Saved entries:
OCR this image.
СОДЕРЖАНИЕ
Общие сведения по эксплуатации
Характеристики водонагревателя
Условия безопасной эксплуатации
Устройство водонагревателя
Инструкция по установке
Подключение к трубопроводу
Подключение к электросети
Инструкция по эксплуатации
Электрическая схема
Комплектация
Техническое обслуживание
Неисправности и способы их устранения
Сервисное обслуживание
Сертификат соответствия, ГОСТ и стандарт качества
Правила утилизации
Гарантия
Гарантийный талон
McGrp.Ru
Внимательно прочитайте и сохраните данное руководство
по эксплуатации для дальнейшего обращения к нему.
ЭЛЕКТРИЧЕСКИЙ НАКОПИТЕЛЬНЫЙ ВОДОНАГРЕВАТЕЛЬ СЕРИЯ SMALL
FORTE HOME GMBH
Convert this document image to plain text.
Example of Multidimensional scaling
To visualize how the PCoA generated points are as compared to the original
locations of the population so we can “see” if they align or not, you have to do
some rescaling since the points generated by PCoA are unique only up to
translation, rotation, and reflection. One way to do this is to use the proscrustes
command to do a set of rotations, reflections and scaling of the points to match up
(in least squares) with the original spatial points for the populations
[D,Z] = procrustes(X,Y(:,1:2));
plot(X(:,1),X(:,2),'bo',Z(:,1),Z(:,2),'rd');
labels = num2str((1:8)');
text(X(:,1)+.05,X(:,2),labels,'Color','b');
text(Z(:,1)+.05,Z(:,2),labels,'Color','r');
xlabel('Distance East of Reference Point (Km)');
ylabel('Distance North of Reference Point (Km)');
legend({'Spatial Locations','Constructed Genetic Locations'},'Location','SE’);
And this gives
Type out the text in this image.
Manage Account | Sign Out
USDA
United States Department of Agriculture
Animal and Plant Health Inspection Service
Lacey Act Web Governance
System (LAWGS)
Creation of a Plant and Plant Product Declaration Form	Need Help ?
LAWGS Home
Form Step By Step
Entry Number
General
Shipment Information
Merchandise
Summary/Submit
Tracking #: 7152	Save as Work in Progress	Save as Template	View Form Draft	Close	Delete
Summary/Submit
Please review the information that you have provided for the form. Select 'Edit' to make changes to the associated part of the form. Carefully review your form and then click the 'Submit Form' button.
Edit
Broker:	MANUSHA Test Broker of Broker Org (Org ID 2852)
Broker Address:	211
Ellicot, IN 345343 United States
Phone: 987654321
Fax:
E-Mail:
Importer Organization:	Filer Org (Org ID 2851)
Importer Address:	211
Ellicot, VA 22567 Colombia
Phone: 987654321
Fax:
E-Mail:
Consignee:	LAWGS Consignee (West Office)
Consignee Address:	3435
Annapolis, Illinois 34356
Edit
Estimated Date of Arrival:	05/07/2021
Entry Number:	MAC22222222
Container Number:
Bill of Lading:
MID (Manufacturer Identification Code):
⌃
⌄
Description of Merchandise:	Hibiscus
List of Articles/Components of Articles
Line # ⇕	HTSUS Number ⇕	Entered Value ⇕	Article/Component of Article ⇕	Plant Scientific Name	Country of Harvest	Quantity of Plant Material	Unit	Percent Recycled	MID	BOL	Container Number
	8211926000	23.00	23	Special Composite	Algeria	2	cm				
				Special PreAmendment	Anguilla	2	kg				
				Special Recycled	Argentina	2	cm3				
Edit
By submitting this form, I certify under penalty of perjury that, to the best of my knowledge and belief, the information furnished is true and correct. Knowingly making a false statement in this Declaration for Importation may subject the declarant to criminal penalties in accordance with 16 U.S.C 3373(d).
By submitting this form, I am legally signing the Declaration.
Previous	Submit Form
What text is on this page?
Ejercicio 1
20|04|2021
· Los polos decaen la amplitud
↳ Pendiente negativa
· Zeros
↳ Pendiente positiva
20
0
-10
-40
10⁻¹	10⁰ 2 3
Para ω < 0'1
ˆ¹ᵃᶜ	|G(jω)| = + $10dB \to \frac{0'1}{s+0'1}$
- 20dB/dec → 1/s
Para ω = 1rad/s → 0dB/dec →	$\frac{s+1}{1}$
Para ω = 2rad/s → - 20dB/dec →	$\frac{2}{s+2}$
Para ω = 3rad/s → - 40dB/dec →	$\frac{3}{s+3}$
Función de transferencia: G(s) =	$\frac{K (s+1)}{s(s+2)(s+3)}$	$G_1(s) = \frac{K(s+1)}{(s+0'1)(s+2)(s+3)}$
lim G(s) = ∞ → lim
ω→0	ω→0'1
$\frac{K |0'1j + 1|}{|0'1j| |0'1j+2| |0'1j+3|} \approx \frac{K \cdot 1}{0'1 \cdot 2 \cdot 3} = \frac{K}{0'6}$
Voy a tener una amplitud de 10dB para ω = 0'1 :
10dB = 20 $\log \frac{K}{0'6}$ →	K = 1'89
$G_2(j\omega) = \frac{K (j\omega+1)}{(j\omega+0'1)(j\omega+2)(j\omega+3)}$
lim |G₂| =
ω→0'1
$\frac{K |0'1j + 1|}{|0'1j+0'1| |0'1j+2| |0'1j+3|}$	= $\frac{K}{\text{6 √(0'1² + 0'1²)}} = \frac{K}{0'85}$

» Task description:
Restate the listing above word for word.

» Solution for this exercise:
OCR this image.
СОДЕРЖАНИЕ
Общие сведения по эксплуатации
Характеристики водонагревателя
Условия безопасной эксплуатации
Устройство водонагревателя
Инструкция по установке
Подключение к трубопроводу
Подключение к электросети
Инструкция по эксплуатации
Электрическая схема
Комплектация
Техническое обслуживание
Неисправности и способы их устранения
Сервисное обслуживание
Сертификат соответствия, ГОСТ и стандарт качества
Правила утилизации
Гарантия
Гарантийный талон
McGrp.Ru
Внимательно прочитайте и сохраните данное руководство
по эксплуатации для дальнейшего обращения к нему.
ЭЛЕКТРИЧЕСКИЙ НАКОПИТЕЛЬНЫЙ ВОДОНАГРЕВАТЕЛЬ СЕРИЯ SMALL
FORTE HOME GMBH
Convert this document image to plain text.
Example of Multidimensional scaling
To visualize how the PCoA generated points are as compared to the original
locations of the population so we can “see” if they align or not, you have to do
some rescaling since the points generated by PCoA are unique only up to
translation, rotation, and reflection. One way to do this is to use the proscrustes
command to do a set of rotations, reflections and scaling of the points to match up
(in least squares) with the original spatial points for the populations
[D,Z] = procrustes(X,Y(:,1:2));
plot(X(:,1),X(:,2),'bo',Z(:,1),Z(:,2),'rd');
labels = num2str((1:8)');
text(X(:,1)+.05,X(:,2),labels,'Color','b');
text(Z(:,1)+.05,Z(:,2),labels,'Color','r');
xlabel('Distance East of Reference Point (Km)');
ylabel('Distance North of Reference Point (Km)');
legend({'Spatial Locations','Constructed Genetic Locations'},'Location','SE’);
And this gives
Type out the text in this image.
Manage Account | Sign Out
USDA
United States Department of Agriculture
Animal and Plant Health Inspection Service
Lacey Act Web Governance
System (LAWGS)
Creation of a Plant and Plant Product Declaration Form	Need Help ?
LAWGS Home
Form Step By Step
Entry Number
General
Shipment Information
Merchandise
Summary/Submit
Tracking #: 7152	Save as Work in Progress	Save as Template	View Form Draft	Close	Delete
Summary/Submit
Please review the information that you have provided for the form. Select 'Edit' to make changes to the associated part of the form. Carefully review your form and then click the 'Submit Form' button.
Edit
Broker:	MANUSHA Test Broker of Broker Org (Org ID 2852)
Broker Address:	211
Ellicot, IN 345343 United States
Phone: 987654321
Fax:
E-Mail:
Importer Organization:	Filer Org (Org ID 2851)
Importer Address:	211
Ellicot, VA 22567 Colombia
Phone: 987654321
Fax:
E-Mail:
Consignee:	LAWGS Consignee (West Office)
Consignee Address:	3435
Annapolis, Illinois 34356
Edit
Estimated Date of Arrival:	05/07/2021
Entry Number:	MAC22222222
Container Number:
Bill of Lading:
MID (Manufacturer Identification Code):
⌃
⌄
Description of Merchandise:	Hibiscus
List of Articles/Components of Articles
Line # ⇕	HTSUS Number ⇕	Entered Value ⇕	Article/Component of Article ⇕	Plant Scientific Name	Country of Harvest	Quantity of Plant Material	Unit	Percent Recycled	MID	BOL	Container Number
	8211926000	23.00	23	Special Composite	Algeria	2	cm				
				Special PreAmendment	Anguilla	2	kg				
				Special Recycled	Argentina	2	cm3				
Edit
By submitting this form, I certify under penalty of perjury that, to the best of my knowledge and belief, the information furnished is true and correct. Knowingly making a false statement in this Declaration for Importation may subject the declarant to criminal penalties in accordance with 16 U.S.C 3373(d).
By submitting this form, I am legally signing the Declaration.
Previous	Submit Form
What text is on this page?
Ejercicio 1
20|04|2021
· Los polos decaen la amplitud
↳ Pendiente negativa
· Zeros
↳ Pendiente positiva
20
0
-10
-40
10⁻¹	10⁰ 2 3
Para ω < 0'1
ˆ¹ᵃᶜ	|G(jω)| = + $10dB \to \frac{0'1}{s+0'1}$
- 20dB/dec → 1/s
Para ω = 1rad/s → 0dB/dec →	$\frac{s+1}{1}$
Para ω = 2rad/s → - 20dB/dec →	$\frac{2}{s+2}$
Para ω = 3rad/s → - 40dB/dec →	$\frac{3}{s+3}$
Función de transferencia: G(s) =	$\frac{K (s+1)}{s(s+2)(s+3)}$	$G_1(s) = \frac{K(s+1)}{(s+0'1)(s+2)(s+3)}$
lim G(s) = ∞ → lim
ω→0	ω→0'1
$\frac{K |0'1j + 1|}{|0'1j| |0'1j+2| |0'1j+3|} \approx \frac{K \cdot 1}{0'1 \cdot 2 \cdot 3} = \frac{K}{0'6}$
Voy a tener una amplitud de 10dB para ω = 0'1 :
10dB = 20 $\log \frac{K}{0'6}$ →	K = 1'89
$G_2(j\omega) = \frac{K (j\omega+1)}{(j\omega+0'1)(j\omega+2)(j\omega+3)}$
lim |G₂| =
ω→0'1
$\frac{K |0'1j + 1|}{|0'1j+0'1| |0'1j+2| |0'1j+3|}$	= $\frac{K}{\text{6 √(0'1² + 0'1²)}} = \frac{K}{0'85}$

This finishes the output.